■ INSTRUCCIONES A SEGUIR
Responda a partir del texto sobre las apariciones de Gietrzwałd:
(a) ¿Qué edad tenía Justyna Szafryńska cuando vio la primera aparición?
(b) ¿En qué dialecto habló la Virgen a las niñas?
(c) ¿Qué obispo aprobó solemnemente el culto a las apariciones el 11 de septiembre de 1977?

■ FRAGMENTO DE TEXTO
-------------------------
El Contexto Histórico
En el verano de 1877, la nación polaca se encontraba repartida bajo el dominio de tres potencias extranjeras. La aldea de Gietrzwałd estaba bajo control prusiano, en medio de la política del Kulturkampf promovida por el canciller Otto von Bismarck, la cual imponía la germanización forzosa, reprimía las tradiciones polacas y perseguía la fe católica, limitando el uso del idioma natal en el ámbito público.
La Primera Aparición
El 27 de junio de 1877, Justyna Szafryńska, una niña de trece años proveniente de una familia humilde, regresaba a casa tras aprobar los exámenes de la Primera Comunión. Al sonar las campanas del ángelus, vio una resplandeciente luz sobre un arce cerca de la iglesia parroquial, dentro de la cual se le apareció la Santísima Virgen con el Niño Jesús. Días más tarde, se unió a las visiones otra joven del pueblo, Barbara Samulowska, de doce años.
Los Mensajes y Peticiones
A lo largo de las más de 160 apariciones sucedidas entre junio y septiembre, las niñas le preguntaron a la Virgen qué exigía de los fieles. La Madre de Dios respondió continuamente pidiendo la oración constante del Santo Rosario, la conversión de los pecadores, el abandono de los vicios y la confianza en la divina providencia. Un detalle de profundo impacto social y cultural fue que la Virgen habló en el dialecto vernáculo polaco de Warmia, devolviendo la dignidad al pueblo perseguido.
Los Milagros o Signos
El 8 de septiembre de 1877, la Virgen bendijo una fuente de agua cercana al arce de las apariciones. Desde aquel momento, numerosos peregrinos que bebieron o se lavaron con el agua de la fuente manifestaron curaciones físicas de enfermedades incurables y transformaciones espirituales. El fervor popular creció de manera masiva, atrayendo a más de 500.000 personas en pocos meses, un hecho sin precedentes que fortaleció la moral de la población golpeada por la opresión política.
Aprobación y Devoción Actual
Tras rigurosas investigaciones teológicas y médicas realizadas desde los primeros días por las autoridades eclesiásticas, las apariciones mantuvieron una constante veneración pastoral. El 11 de septiembre de 1977, en el centenario de las manifestaciones, el obispo Józef Drzazga aprobó solemnemente el culto a las apariciones, con la presencia del arzobispo Karol Wojtyła (futuro Santo Padre Juan Pablo II) y del Cardenal Stefan Wyszyński. Hoy en día, Gietrzwałd representa la única aparición mariana aprobada formalmente por la Iglesia en territorio polaco y su santuario constituye un próspero centro de peregrinación internacional.
-------------------------
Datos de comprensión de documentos
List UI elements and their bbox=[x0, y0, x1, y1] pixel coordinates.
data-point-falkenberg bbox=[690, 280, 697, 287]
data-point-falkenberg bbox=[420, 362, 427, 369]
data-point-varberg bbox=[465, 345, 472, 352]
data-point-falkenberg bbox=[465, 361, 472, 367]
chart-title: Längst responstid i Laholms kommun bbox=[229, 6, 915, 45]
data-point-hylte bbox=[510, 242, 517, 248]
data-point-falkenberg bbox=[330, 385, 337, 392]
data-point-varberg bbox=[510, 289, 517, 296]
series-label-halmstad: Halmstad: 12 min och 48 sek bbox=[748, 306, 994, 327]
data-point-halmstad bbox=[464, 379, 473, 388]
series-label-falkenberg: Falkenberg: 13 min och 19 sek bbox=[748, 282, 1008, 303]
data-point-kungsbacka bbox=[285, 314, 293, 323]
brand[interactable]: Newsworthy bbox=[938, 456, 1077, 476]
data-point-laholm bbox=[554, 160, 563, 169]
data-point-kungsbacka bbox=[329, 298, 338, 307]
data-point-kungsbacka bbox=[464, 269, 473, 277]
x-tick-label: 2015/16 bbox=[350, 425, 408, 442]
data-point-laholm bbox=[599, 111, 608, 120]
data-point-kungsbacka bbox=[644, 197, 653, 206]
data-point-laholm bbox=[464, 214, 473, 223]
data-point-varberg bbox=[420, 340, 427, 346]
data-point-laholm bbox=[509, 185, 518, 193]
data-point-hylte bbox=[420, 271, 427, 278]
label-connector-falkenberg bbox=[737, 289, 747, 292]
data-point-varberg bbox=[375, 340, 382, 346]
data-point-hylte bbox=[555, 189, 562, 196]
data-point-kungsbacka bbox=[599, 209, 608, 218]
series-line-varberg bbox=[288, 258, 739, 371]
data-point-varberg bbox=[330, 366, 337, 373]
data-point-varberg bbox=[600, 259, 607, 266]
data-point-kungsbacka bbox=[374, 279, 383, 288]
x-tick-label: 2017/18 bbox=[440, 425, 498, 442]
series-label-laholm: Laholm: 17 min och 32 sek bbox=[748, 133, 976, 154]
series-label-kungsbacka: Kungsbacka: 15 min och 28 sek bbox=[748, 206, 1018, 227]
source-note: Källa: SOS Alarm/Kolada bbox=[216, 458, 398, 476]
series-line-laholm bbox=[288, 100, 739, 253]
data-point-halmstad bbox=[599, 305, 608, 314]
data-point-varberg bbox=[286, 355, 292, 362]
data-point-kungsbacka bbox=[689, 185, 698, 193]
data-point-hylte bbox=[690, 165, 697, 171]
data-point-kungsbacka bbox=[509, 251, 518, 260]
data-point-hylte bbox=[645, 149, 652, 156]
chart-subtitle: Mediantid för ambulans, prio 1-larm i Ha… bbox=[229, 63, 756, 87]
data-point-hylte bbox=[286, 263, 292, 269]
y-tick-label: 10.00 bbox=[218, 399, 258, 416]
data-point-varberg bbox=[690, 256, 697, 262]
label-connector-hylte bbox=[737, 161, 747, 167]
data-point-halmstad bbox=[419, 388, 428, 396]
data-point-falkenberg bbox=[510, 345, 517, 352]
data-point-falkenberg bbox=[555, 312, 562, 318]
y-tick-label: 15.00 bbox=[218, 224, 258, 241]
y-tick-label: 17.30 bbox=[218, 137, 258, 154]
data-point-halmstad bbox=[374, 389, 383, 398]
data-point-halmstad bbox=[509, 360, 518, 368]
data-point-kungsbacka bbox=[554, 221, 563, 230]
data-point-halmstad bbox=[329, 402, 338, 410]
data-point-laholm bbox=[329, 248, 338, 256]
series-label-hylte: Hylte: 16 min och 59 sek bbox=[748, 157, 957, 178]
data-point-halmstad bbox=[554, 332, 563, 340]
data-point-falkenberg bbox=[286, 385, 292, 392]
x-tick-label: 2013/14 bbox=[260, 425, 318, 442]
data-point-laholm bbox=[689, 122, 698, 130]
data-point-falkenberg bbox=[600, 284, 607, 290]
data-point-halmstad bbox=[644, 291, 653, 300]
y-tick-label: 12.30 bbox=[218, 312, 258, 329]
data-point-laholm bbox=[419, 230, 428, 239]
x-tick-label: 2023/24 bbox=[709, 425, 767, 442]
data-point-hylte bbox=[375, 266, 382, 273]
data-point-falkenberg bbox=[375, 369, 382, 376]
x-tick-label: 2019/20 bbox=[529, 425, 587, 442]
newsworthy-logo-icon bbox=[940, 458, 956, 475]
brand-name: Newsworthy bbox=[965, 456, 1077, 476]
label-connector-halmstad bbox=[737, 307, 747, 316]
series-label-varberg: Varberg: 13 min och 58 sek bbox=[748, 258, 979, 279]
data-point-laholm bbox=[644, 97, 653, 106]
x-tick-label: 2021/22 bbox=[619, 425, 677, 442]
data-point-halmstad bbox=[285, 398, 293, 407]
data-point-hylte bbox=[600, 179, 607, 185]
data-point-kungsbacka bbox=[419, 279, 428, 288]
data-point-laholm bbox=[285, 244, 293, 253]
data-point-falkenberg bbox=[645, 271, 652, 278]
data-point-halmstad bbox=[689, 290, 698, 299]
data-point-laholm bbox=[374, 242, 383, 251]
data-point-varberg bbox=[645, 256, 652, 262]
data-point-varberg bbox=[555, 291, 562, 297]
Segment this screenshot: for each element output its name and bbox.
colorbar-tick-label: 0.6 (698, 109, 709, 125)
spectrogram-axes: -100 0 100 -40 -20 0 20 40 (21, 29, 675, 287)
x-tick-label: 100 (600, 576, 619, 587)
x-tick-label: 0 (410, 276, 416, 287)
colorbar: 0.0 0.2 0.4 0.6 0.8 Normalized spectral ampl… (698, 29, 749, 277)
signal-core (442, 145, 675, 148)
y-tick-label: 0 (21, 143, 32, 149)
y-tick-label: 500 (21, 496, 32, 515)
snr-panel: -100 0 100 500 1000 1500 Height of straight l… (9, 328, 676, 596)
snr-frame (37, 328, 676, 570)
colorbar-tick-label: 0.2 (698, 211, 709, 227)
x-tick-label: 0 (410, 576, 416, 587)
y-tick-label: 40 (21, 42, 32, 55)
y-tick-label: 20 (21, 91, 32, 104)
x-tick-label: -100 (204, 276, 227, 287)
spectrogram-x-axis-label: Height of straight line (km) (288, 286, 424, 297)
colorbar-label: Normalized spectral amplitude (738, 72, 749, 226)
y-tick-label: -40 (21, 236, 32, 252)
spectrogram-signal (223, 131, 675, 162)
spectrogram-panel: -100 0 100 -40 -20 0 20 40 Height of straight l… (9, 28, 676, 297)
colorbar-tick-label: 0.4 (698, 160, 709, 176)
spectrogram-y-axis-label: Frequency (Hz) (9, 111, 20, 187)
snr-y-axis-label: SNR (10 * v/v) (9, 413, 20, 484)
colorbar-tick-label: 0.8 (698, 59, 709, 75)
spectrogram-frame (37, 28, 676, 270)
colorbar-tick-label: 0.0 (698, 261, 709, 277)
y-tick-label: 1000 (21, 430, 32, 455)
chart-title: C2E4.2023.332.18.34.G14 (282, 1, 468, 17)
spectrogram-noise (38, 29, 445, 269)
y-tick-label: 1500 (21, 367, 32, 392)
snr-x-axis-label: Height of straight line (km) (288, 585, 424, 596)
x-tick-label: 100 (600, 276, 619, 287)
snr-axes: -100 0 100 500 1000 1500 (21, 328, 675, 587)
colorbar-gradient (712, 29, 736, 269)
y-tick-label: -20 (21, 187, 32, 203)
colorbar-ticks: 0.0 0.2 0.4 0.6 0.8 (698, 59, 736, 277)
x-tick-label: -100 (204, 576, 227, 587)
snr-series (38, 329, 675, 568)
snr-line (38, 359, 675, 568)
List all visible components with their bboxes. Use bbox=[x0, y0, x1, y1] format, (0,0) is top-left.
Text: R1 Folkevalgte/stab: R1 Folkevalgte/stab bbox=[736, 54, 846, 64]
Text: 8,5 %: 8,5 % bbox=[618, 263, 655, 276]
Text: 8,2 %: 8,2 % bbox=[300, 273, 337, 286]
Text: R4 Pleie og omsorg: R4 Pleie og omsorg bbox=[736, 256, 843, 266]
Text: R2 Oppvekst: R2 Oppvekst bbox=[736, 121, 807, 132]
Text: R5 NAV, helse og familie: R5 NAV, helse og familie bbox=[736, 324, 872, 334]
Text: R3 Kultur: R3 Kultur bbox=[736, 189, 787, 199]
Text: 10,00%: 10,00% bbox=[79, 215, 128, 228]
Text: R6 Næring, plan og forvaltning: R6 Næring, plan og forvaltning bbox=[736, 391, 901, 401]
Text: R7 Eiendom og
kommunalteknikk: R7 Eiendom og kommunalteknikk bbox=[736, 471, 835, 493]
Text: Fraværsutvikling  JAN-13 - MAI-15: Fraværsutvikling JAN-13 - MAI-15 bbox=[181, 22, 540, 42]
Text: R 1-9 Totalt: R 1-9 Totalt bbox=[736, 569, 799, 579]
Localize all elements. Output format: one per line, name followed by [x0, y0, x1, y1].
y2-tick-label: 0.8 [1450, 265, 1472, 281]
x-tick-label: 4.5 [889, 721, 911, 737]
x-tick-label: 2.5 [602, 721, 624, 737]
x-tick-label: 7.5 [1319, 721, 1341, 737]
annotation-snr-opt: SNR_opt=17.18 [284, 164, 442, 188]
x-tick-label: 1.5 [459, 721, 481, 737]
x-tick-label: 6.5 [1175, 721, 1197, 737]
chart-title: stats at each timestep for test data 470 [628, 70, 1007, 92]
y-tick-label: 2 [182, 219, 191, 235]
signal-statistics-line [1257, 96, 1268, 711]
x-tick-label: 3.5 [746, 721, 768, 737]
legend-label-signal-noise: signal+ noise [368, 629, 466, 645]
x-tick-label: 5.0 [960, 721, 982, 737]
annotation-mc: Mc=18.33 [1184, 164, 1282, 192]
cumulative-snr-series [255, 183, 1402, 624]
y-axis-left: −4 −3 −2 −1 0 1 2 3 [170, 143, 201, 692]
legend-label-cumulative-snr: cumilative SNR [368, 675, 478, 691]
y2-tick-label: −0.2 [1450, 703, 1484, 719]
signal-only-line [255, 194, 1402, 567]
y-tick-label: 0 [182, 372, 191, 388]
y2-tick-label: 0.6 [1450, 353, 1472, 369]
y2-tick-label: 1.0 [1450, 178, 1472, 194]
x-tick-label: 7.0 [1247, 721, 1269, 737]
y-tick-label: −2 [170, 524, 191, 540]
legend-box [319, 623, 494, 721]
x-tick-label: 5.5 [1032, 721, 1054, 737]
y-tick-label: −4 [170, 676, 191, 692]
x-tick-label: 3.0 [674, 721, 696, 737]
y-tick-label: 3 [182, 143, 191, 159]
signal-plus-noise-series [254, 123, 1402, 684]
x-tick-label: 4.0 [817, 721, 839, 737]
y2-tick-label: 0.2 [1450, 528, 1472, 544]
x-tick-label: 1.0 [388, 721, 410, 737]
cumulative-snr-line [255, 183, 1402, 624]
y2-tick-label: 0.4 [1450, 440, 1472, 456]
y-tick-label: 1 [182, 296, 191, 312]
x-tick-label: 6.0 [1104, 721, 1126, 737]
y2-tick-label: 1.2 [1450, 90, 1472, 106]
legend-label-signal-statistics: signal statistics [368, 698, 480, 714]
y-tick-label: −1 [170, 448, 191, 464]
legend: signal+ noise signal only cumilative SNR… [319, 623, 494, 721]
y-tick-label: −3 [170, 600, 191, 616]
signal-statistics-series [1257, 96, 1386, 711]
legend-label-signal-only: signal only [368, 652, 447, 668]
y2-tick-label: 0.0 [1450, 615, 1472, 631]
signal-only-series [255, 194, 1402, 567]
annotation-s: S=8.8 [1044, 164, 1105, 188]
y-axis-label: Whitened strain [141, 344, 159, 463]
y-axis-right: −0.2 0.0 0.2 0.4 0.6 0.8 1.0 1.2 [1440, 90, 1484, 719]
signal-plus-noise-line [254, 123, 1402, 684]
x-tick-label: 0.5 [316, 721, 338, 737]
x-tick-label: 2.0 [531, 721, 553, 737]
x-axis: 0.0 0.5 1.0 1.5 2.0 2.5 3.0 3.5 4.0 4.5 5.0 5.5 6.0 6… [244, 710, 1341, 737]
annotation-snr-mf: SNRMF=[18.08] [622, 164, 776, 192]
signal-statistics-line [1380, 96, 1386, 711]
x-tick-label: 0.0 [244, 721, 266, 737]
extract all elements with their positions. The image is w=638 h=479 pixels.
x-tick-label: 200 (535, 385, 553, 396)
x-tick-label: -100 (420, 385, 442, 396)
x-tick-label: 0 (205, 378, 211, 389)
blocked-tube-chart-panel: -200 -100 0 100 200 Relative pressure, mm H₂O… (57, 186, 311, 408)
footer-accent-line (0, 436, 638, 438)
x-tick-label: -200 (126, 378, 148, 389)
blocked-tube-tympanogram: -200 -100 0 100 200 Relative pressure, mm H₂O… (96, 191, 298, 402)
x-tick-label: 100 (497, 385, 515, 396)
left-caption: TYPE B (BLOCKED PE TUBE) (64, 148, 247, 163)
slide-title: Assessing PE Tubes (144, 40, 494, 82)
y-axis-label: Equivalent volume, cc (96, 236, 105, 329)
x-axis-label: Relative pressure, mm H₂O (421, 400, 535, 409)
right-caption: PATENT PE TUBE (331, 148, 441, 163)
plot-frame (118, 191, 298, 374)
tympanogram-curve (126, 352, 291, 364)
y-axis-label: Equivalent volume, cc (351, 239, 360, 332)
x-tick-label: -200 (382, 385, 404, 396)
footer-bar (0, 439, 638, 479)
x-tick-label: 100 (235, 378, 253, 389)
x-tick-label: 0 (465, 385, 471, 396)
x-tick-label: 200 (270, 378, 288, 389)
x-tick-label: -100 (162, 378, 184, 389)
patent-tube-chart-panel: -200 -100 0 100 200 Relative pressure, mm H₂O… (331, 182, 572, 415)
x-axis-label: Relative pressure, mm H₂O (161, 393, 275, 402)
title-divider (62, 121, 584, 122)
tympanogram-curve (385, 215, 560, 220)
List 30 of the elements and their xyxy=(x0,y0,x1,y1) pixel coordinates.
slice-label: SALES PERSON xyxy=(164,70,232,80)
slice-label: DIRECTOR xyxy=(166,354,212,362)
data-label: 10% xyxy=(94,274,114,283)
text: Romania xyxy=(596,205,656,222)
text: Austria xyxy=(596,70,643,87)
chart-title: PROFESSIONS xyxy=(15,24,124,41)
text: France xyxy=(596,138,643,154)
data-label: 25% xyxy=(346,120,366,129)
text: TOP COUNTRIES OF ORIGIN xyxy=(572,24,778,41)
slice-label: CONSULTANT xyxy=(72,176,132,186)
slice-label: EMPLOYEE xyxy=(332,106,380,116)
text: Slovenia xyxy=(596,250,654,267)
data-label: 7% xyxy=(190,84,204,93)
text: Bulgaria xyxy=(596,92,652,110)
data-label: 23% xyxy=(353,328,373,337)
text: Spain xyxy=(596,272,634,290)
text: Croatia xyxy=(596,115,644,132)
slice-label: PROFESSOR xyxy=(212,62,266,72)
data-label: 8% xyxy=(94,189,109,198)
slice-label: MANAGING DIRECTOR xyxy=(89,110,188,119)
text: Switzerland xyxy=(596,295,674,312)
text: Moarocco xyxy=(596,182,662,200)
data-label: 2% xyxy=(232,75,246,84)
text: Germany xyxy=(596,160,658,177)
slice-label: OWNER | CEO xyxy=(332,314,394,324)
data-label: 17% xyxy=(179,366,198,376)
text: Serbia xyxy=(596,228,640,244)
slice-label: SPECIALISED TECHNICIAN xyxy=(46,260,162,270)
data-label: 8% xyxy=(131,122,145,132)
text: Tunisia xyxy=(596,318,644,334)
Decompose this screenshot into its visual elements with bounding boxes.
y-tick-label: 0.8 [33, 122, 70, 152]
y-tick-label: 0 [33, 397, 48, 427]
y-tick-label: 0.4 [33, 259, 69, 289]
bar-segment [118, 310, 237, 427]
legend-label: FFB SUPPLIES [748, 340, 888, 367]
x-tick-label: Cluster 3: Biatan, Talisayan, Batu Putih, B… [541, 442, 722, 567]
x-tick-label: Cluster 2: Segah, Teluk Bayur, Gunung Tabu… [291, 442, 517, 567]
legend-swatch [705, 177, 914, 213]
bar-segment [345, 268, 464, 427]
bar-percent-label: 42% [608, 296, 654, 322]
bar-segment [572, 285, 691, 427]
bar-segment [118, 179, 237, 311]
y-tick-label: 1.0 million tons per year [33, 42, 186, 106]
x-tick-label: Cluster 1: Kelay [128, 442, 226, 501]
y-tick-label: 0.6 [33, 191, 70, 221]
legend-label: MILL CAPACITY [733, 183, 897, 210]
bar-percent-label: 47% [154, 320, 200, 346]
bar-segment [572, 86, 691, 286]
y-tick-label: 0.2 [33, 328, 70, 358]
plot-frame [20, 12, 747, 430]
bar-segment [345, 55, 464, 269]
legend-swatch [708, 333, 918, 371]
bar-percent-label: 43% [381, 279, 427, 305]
-------------------------
■ RESPUESTA DEL EJERCICIO
(a) Trece años.
(b) En el dialecto vernáculo polaco de Warmia.
(c) Józef Drzazga.